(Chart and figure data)
▬▬▬▬▬▬

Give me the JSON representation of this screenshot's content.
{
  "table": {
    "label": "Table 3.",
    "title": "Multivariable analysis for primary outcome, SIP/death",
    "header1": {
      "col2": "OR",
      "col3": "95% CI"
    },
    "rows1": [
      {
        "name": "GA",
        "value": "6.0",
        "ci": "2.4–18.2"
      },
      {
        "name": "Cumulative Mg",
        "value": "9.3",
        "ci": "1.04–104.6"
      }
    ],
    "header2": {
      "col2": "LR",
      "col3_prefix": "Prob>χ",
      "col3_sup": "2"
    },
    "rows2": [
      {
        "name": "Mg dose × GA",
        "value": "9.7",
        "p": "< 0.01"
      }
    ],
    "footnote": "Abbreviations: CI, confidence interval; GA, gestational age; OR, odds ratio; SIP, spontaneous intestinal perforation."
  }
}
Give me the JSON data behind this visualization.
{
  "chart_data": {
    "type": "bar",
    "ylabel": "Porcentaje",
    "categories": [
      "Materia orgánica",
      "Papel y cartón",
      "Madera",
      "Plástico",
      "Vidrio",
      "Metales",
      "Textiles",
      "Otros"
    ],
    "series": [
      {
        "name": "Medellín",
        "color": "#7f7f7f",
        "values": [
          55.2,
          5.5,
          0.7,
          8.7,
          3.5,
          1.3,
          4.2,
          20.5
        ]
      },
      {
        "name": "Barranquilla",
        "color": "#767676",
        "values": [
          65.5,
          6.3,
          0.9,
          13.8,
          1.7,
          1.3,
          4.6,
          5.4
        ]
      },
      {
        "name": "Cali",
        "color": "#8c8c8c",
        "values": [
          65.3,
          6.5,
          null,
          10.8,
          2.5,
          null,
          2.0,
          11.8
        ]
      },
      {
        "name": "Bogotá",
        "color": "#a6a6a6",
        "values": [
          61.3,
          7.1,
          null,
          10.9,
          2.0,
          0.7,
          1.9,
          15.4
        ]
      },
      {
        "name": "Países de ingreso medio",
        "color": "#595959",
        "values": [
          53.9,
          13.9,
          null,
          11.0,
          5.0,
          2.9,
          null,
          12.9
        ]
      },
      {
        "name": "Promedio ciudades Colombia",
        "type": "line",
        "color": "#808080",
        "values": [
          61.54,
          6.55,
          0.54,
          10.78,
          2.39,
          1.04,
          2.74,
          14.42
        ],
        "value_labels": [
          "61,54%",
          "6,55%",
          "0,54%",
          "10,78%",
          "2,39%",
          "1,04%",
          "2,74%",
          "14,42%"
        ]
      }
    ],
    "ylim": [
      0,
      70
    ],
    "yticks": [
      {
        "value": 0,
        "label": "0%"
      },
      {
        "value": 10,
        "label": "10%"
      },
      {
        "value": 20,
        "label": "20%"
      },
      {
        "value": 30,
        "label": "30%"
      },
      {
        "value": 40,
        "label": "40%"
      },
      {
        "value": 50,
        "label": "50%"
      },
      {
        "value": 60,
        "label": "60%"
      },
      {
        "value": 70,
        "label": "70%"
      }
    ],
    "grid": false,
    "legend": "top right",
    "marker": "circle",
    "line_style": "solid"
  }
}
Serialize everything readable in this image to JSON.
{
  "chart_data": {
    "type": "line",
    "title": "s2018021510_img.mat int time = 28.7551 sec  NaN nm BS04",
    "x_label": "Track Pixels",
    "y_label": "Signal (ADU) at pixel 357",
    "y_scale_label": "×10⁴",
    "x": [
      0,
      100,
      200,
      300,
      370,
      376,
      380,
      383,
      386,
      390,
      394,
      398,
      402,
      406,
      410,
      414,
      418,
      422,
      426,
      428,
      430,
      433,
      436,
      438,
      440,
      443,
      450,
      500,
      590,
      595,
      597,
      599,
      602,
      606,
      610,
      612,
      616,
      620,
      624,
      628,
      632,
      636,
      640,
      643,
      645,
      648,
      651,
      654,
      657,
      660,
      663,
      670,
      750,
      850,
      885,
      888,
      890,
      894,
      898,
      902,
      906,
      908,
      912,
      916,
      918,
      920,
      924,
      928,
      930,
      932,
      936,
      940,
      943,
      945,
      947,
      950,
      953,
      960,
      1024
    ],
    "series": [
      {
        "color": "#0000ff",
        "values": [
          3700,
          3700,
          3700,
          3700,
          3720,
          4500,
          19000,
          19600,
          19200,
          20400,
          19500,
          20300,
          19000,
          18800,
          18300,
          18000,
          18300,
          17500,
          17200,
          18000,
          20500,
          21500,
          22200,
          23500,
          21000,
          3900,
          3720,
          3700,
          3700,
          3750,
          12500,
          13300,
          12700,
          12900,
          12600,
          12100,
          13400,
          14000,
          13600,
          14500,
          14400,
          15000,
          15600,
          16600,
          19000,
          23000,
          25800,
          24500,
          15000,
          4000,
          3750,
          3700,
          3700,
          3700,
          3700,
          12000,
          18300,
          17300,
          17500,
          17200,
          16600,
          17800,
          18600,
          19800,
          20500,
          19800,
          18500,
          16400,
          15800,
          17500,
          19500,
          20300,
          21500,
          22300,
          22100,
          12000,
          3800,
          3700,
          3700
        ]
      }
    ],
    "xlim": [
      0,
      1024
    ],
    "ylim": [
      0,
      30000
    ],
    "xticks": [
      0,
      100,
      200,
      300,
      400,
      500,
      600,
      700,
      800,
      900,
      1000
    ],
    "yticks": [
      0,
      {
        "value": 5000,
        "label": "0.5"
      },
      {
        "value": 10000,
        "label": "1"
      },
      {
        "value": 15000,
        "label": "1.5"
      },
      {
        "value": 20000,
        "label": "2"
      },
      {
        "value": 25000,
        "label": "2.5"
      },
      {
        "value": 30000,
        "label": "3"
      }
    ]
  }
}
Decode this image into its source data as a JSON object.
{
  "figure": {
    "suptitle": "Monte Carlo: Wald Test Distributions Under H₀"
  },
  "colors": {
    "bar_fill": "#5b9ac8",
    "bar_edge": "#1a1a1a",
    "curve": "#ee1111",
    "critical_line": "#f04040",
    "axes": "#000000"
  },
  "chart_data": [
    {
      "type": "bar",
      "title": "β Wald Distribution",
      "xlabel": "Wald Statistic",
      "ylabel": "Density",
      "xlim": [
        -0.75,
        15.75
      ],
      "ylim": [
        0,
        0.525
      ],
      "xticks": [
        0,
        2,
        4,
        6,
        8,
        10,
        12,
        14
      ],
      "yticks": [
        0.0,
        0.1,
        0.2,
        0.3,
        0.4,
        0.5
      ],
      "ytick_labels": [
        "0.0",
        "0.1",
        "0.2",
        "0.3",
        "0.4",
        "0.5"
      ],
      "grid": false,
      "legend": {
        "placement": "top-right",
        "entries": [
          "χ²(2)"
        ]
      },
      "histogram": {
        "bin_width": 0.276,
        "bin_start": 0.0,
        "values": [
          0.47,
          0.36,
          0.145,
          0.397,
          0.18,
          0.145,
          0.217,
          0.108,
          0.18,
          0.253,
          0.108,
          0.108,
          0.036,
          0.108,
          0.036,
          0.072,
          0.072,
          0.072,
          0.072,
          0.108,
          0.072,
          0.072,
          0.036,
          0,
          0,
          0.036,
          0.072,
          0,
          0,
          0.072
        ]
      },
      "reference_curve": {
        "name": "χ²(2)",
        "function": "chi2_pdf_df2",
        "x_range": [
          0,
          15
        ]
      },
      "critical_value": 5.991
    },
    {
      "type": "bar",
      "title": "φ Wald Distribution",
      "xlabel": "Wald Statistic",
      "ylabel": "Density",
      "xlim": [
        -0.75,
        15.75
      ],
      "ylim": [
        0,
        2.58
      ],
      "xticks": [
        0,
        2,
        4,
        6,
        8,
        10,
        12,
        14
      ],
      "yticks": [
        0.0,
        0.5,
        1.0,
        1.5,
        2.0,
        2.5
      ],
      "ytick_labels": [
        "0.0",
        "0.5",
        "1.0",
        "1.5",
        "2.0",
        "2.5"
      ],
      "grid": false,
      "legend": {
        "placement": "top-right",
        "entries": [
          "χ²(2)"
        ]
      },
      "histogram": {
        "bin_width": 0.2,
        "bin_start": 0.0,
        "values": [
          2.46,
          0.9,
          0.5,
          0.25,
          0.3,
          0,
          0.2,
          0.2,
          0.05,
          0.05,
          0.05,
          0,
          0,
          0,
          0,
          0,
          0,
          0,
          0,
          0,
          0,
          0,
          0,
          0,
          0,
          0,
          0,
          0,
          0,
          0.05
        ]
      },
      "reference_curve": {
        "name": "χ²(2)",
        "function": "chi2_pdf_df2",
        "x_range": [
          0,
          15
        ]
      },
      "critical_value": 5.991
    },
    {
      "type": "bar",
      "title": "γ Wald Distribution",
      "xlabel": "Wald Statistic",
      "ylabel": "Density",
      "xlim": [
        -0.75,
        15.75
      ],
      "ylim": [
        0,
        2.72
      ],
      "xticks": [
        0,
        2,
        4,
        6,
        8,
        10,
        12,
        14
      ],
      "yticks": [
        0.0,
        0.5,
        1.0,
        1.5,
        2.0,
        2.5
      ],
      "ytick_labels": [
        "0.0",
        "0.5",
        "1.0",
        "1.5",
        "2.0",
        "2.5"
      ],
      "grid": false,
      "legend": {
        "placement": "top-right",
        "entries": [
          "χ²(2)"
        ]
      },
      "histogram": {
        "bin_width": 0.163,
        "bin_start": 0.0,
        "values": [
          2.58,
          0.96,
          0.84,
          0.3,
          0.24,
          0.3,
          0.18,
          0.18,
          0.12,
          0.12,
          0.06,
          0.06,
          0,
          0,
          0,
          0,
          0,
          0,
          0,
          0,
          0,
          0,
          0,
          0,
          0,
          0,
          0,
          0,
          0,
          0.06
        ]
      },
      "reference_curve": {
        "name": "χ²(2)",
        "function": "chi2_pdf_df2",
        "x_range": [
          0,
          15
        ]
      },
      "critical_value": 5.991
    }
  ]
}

▬▬▬▬▬▬

All lines of the data above that include the word "name" must be shown.

        "name": "GA",
        "name": "Cumulative Mg",
        "name": "Mg dose × GA",
        "name": "Medellín",
        "name": "Barranquilla",
        "name": "Cali",
        "name": "Bogotá",
        "name": "Países de ingreso medio",
        "name": "Promedio ciudades Colombia",
        "name": "χ²(2)",
        "name": "χ²(2)",
        "name": "χ²(2)",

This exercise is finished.